- **Stated problem**:
Please copy every line of the records below that holds the word "JSON".
──────── Records for the exercise
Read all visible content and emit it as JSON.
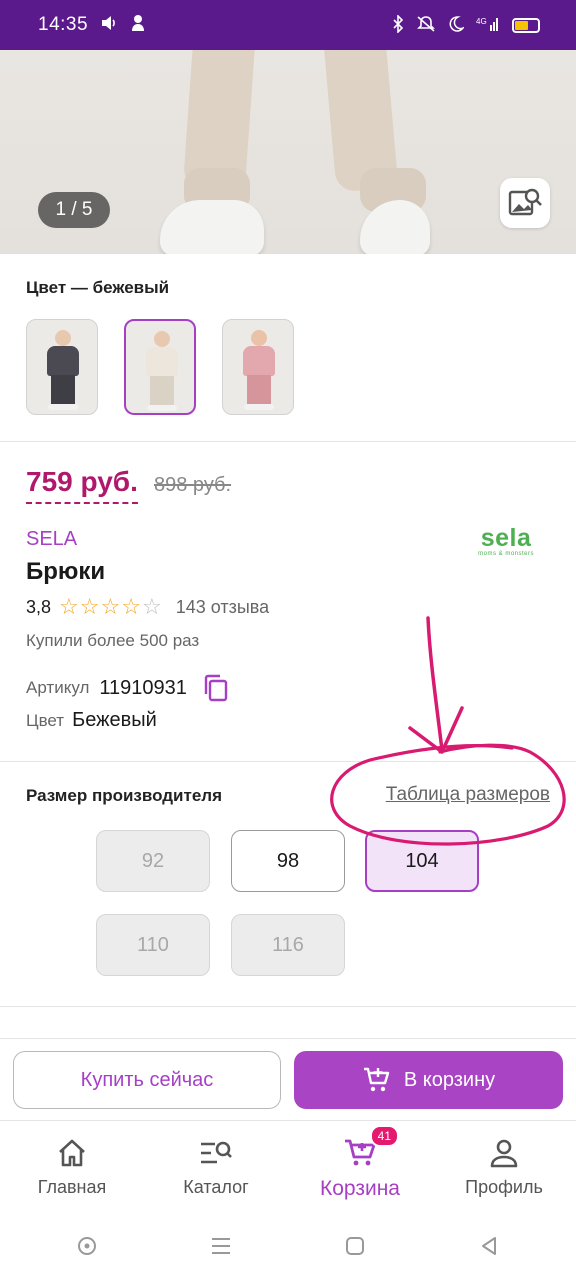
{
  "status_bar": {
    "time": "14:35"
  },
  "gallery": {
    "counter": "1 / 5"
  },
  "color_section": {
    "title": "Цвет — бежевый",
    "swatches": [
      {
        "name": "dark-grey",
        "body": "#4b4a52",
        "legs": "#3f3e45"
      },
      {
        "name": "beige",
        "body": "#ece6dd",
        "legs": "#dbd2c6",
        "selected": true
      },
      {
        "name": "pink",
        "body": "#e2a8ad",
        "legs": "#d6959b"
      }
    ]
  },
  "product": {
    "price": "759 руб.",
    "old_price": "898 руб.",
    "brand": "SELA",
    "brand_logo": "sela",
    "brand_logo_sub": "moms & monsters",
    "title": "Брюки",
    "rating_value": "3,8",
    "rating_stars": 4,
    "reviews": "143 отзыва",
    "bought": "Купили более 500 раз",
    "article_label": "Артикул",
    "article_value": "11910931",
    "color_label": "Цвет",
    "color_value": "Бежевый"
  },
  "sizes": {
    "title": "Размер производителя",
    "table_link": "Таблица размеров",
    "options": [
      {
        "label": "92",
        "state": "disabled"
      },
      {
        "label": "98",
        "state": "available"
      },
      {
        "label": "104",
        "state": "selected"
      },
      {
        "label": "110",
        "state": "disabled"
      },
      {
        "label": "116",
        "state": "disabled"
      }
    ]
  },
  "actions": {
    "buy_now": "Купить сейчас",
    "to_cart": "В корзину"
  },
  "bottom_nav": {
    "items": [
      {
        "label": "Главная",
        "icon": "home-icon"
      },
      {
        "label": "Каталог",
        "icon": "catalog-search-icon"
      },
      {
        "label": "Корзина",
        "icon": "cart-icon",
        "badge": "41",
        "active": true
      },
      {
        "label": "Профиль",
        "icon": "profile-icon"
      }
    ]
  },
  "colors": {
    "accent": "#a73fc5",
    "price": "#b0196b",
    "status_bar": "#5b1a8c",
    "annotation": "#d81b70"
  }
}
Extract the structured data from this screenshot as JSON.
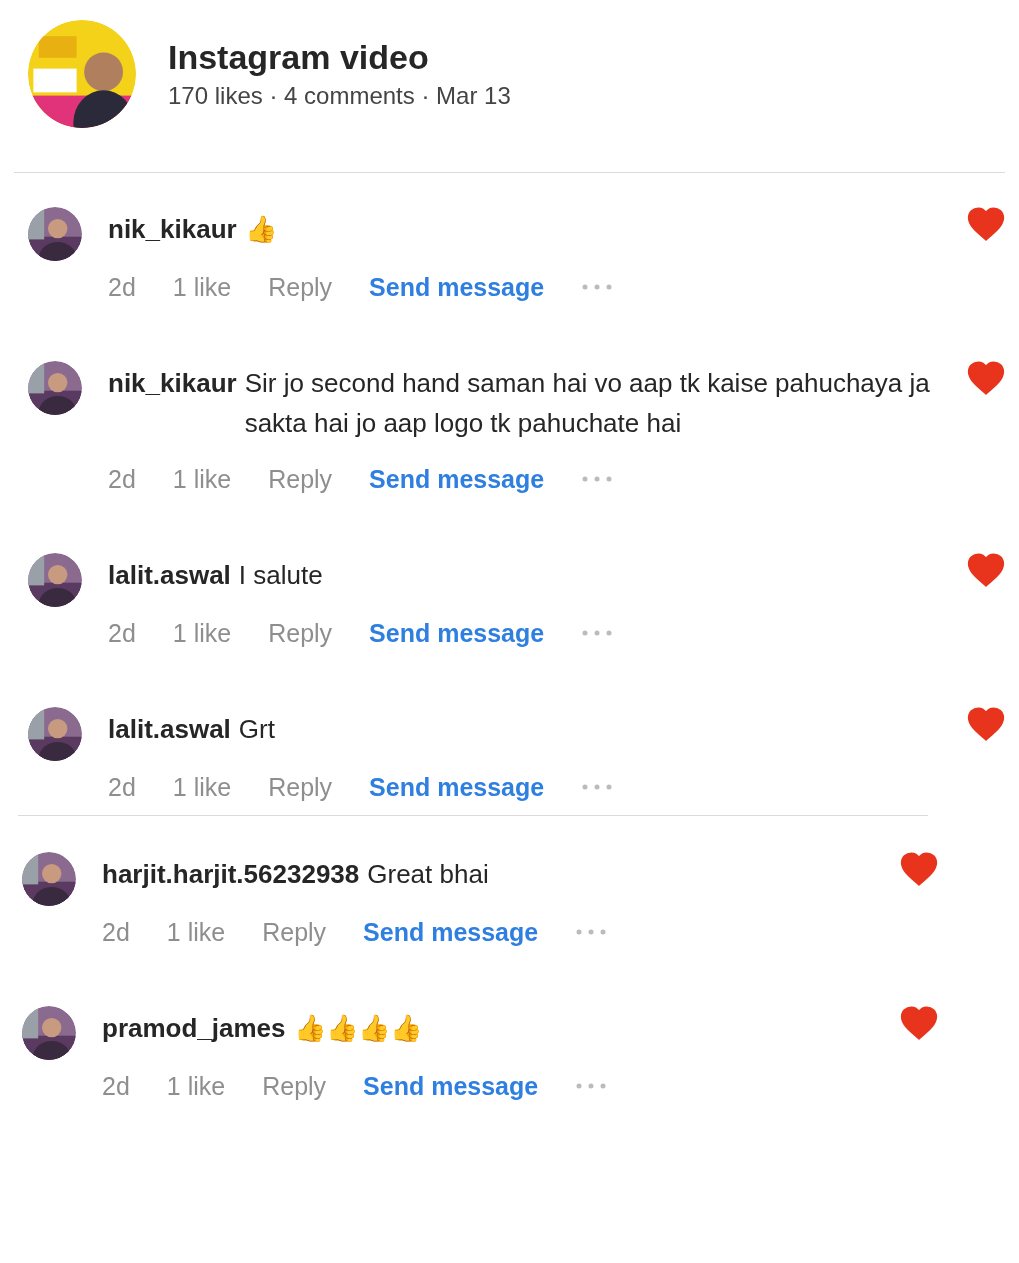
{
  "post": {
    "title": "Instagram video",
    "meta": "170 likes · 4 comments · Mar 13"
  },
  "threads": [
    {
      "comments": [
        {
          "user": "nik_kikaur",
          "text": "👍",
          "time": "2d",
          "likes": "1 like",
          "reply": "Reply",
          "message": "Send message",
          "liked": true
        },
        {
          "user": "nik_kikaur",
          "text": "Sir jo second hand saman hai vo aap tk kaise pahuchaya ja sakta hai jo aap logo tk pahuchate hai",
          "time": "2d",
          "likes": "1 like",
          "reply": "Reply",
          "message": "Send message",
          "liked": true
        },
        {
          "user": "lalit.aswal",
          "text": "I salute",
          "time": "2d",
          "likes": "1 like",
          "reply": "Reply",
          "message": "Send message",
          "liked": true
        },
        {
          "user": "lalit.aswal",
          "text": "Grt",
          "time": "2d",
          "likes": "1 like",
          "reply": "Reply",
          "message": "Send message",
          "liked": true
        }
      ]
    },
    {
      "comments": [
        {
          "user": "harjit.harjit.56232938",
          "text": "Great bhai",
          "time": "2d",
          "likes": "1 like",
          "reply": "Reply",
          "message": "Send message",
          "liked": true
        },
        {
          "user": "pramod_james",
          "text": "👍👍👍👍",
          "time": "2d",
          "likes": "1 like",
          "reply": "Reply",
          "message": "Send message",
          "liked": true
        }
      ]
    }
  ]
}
────────────────
──────── Records for the exercise
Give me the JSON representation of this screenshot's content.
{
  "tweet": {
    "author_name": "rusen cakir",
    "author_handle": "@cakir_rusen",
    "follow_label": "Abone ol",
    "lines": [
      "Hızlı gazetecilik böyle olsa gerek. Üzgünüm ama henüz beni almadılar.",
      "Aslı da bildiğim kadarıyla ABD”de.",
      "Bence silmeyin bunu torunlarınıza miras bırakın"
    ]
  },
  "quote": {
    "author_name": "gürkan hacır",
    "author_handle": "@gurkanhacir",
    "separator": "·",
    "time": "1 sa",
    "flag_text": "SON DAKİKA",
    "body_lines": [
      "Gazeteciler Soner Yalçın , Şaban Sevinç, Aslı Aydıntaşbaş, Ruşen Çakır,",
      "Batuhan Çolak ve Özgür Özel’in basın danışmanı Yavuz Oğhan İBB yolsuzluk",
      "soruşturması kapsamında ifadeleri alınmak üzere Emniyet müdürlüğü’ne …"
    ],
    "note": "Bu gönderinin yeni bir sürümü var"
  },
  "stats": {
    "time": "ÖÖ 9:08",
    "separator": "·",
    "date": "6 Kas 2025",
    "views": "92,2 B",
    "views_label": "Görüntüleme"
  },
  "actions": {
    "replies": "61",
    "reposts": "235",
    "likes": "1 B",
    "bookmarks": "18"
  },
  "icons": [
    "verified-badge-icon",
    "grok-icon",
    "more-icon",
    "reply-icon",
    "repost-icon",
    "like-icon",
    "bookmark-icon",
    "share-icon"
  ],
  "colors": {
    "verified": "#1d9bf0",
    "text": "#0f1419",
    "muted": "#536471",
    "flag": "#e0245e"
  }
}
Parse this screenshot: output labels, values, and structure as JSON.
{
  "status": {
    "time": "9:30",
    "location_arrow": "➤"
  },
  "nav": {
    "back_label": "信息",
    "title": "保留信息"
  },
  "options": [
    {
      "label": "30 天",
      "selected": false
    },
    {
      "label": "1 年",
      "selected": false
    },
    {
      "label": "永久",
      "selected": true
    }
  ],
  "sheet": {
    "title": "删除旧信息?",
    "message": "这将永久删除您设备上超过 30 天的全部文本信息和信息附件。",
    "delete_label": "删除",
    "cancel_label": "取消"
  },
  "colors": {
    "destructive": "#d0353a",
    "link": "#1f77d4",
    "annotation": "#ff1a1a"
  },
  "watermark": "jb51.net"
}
────────────────
- **Answer below**:
Read all visible content and emit it as JSON.
Extract the structured data from this screenshot as JSON.
Give me the JSON representation of this screenshot's content.
Parse this screenshot: output labels, values, and structure as JSON.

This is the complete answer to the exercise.